**Task objective**:
Extract the full set of records, then give each one again exactly.

**Task inputs**:
* begin *
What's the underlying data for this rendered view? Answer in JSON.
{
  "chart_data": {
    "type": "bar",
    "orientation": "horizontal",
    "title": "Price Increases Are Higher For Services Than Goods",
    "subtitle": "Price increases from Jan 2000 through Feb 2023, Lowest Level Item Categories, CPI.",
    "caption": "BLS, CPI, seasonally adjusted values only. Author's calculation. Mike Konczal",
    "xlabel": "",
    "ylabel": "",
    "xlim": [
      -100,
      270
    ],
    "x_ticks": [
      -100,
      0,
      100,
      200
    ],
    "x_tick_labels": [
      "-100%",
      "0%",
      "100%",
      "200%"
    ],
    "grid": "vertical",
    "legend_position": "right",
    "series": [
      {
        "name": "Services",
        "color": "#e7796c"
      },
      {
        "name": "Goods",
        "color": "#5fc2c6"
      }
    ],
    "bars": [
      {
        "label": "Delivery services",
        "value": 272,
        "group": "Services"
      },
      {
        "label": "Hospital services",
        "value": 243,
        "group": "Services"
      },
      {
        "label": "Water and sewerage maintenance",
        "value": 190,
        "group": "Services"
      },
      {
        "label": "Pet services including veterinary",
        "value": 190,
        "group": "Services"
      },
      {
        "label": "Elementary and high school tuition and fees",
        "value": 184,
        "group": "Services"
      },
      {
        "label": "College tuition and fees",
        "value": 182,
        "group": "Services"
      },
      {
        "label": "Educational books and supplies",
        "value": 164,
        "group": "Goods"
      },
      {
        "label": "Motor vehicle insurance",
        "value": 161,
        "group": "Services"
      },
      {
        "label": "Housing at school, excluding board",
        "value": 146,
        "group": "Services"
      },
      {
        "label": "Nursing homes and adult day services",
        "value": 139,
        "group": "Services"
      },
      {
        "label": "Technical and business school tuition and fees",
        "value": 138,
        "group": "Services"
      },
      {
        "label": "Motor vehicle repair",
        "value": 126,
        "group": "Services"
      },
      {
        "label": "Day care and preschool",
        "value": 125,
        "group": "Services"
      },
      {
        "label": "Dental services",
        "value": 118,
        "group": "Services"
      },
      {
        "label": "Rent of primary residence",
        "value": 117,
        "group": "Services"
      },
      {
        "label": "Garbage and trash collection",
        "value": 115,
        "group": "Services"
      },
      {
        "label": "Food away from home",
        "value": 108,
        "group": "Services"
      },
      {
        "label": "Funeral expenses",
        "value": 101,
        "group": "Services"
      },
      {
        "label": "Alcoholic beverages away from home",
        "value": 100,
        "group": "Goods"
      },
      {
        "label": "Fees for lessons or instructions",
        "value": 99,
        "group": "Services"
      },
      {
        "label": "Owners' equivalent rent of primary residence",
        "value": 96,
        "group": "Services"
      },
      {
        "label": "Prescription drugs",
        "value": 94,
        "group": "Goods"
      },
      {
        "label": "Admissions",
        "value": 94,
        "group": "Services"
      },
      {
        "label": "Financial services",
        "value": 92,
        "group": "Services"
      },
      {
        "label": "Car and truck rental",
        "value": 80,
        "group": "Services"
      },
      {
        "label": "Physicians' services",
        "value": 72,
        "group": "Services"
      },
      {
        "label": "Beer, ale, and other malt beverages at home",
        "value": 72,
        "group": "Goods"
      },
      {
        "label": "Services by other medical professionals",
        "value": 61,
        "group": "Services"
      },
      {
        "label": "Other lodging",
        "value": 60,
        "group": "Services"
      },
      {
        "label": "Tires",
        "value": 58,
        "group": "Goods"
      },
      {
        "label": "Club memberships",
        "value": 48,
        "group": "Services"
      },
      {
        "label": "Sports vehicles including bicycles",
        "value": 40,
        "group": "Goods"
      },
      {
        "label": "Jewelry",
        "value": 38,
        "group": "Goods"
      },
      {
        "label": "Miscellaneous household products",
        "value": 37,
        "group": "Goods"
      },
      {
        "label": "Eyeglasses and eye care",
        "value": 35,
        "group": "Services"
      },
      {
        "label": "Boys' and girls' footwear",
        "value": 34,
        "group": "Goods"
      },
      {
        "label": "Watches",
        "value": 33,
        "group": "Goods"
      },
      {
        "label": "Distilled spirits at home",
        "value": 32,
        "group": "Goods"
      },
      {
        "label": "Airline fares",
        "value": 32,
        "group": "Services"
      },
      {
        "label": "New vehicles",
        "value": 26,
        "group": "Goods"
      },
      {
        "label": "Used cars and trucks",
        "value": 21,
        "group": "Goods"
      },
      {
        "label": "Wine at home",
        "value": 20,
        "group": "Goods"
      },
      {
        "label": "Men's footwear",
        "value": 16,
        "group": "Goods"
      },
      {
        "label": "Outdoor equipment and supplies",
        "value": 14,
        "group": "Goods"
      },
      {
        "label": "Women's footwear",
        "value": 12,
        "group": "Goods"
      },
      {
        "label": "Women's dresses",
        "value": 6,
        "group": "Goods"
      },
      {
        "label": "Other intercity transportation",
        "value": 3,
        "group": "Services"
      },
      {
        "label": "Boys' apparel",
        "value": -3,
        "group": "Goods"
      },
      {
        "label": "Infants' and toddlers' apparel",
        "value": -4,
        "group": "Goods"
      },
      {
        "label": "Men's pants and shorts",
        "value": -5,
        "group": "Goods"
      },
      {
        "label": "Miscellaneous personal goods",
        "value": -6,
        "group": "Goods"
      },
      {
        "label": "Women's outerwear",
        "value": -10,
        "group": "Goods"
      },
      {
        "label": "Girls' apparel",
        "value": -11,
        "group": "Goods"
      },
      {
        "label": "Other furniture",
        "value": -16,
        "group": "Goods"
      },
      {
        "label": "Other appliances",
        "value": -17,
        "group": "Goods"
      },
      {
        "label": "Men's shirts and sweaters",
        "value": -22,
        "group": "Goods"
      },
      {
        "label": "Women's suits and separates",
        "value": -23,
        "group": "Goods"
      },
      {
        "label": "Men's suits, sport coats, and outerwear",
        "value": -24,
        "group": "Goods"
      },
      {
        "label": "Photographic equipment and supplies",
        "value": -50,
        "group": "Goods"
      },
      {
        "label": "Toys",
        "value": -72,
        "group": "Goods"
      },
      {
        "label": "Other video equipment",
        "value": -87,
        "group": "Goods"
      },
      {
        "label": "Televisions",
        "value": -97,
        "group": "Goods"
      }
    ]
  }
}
* end *
**Task answer**:
What's the underlying data for this rendered view? Answer in JSON.
{
  "chart_data": {
    "type": "bar",
    "orientation": "horizontal",
    "title": "Price Increases Are Higher For Services Than Goods",
    "subtitle": "Price increases from Jan 2000 through Feb 2023, Lowest Level Item Categories, CPI.",
    "caption": "BLS, CPI, seasonally adjusted values only. Author's calculation. Mike Konczal",
    "xlabel": "",
    "ylabel": "",
    "xlim": [
      -100,
      270
    ],
    "x_ticks": [
      -100,
      0,
      100,
      200
    ],
    "x_tick_labels": [
      "-100%",
      "0%",
      "100%",
      "200%"
    ],
    "grid": "vertical",
    "legend_position": "right",
    "series": [
      {
        "name": "Services",
        "color": "#e7796c"
      },
      {
        "name": "Goods",
        "color": "#5fc2c6"
      }
    ],
    "bars": [
      {
        "label": "Delivery services",
        "value": 272,
        "group": "Services"
      },
      {
        "label": "Hospital services",
        "value": 243,
        "group": "Services"
      },
      {
        "label": "Water and sewerage maintenance",
        "value": 190,
        "group": "Services"
      },
      {
        "label": "Pet services including veterinary",
        "value": 190,
        "group": "Services"
      },
      {
        "label": "Elementary and high school tuition and fees",
        "value": 184,
        "group": "Services"
      },
      {
        "label": "College tuition and fees",
        "value": 182,
        "group": "Services"
      },
      {
        "label": "Educational books and supplies",
        "value": 164,
        "group": "Goods"
      },
      {
        "label": "Motor vehicle insurance",
        "value": 161,
        "group": "Services"
      },
      {
        "label": "Housing at school, excluding board",
        "value": 146,
        "group": "Services"
      },
      {
        "label": "Nursing homes and adult day services",
        "value": 139,
        "group": "Services"
      },
      {
        "label": "Technical and business school tuition and fees",
        "value": 138,
        "group": "Services"
      },
      {
        "label": "Motor vehicle repair",
        "value": 126,
        "group": "Services"
      },
      {
        "label": "Day care and preschool",
        "value": 125,
        "group": "Services"
      },
      {
        "label": "Dental services",
        "value": 118,
        "group": "Services"
      },
      {
        "label": "Rent of primary residence",
        "value": 117,
        "group": "Services"
      },
      {
        "label": "Garbage and trash collection",
        "value": 115,
        "group": "Services"
      },
      {
        "label": "Food away from home",
        "value": 108,
        "group": "Services"
      },
      {
        "label": "Funeral expenses",
        "value": 101,
        "group": "Services"
      },
      {
        "label": "Alcoholic beverages away from home",
        "value": 100,
        "group": "Goods"
      },
      {
        "label": "Fees for lessons or instructions",
        "value": 99,
        "group": "Services"
      },
      {
        "label": "Owners' equivalent rent of primary residence",
        "value": 96,
        "group": "Services"
      },
      {
        "label": "Prescription drugs",
        "value": 94,
        "group": "Goods"
      },
      {
        "label": "Admissions",
        "value": 94,
        "group": "Services"
      },
      {
        "label": "Financial services",
        "value": 92,
        "group": "Services"
      },
      {
        "label": "Car and truck rental",
        "value": 80,
        "group": "Services"
      },
      {
        "label": "Physicians' services",
        "value": 72,
        "group": "Services"
      },
      {
        "label": "Beer, ale, and other malt beverages at home",
        "value": 72,
        "group": "Goods"
      },
      {
        "label": "Services by other medical professionals",
        "value": 61,
        "group": "Services"
      },
      {
        "label": "Other lodging",
        "value": 60,
        "group": "Services"
      },
      {
        "label": "Tires",
        "value": 58,
        "group": "Goods"
      },
      {
        "label": "Club memberships",
        "value": 48,
        "group": "Services"
      },
      {
        "label": "Sports vehicles including bicycles",
        "value": 40,
        "group": "Goods"
      },
      {
        "label": "Jewelry",
        "value": 38,
        "group": "Goods"
      },
      {
        "label": "Miscellaneous household products",
        "value": 37,
        "group": "Goods"
      },
      {
        "label": "Eyeglasses and eye care",
        "value": 35,
        "group": "Services"
      },
      {
        "label": "Boys' and girls' footwear",
        "value": 34,
        "group": "Goods"
      },
      {
        "label": "Watches",
        "value": 33,
        "group": "Goods"
      },
      {
        "label": "Distilled spirits at home",
        "value": 32,
        "group": "Goods"
      },
      {
        "label": "Airline fares",
        "value": 32,
        "group": "Services"
      },
      {
        "label": "New vehicles",
        "value": 26,
        "group": "Goods"
      },
      {
        "label": "Used cars and trucks",
        "value": 21,
        "group": "Goods"
      },
      {
        "label": "Wine at home",
        "value": 20,
        "group": "Goods"
      },
      {
        "label": "Men's footwear",
        "value": 16,
        "group": "Goods"
      },
      {
        "label": "Outdoor equipment and supplies",
        "value": 14,
        "group": "Goods"
      },
      {
        "label": "Women's footwear",
        "value": 12,
        "group": "Goods"
      },
      {
        "label": "Women's dresses",
        "value": 6,
        "group": "Goods"
      },
      {
        "label": "Other intercity transportation",
        "value": 3,
        "group": "Services"
      },
      {
        "label": "Boys' apparel",
        "value": -3,
        "group": "Goods"
      },
      {
        "label": "Infants' and toddlers' apparel",
        "value": -4,
        "group": "Goods"
      },
      {
        "label": "Men's pants and shorts",
        "value": -5,
        "group": "Goods"
      },
      {
        "label": "Miscellaneous personal goods",
        "value": -6,
        "group": "Goods"
      },
      {
        "label": "Women's outerwear",
        "value": -10,
        "group": "Goods"
      },
      {
        "label": "Girls' apparel",
        "value": -11,
        "group": "Goods"
      },
      {
        "label": "Other furniture",
        "value": -16,
        "group": "Goods"
      },
      {
        "label": "Other appliances",
        "value": -17,
        "group": "Goods"
      },
      {
        "label": "Men's shirts and sweaters",
        "value": -22,
        "group": "Goods"
      },
      {
        "label": "Women's suits and separates",
        "value": -23,
        "group": "Goods"
      },
      {
        "label": "Men's suits, sport coats, and outerwear",
        "value": -24,
        "group": "Goods"
      },
      {
        "label": "Photographic equipment and supplies",
        "value": -50,
        "group": "Goods"
      },
      {
        "label": "Toys",
        "value": -72,
        "group": "Goods"
      },
      {
        "label": "Other video equipment",
        "value": -87,
        "group": "Goods"
      },
      {
        "label": "Televisions",
        "value": -97,
        "group": "Goods"
      }
    ]
  }
}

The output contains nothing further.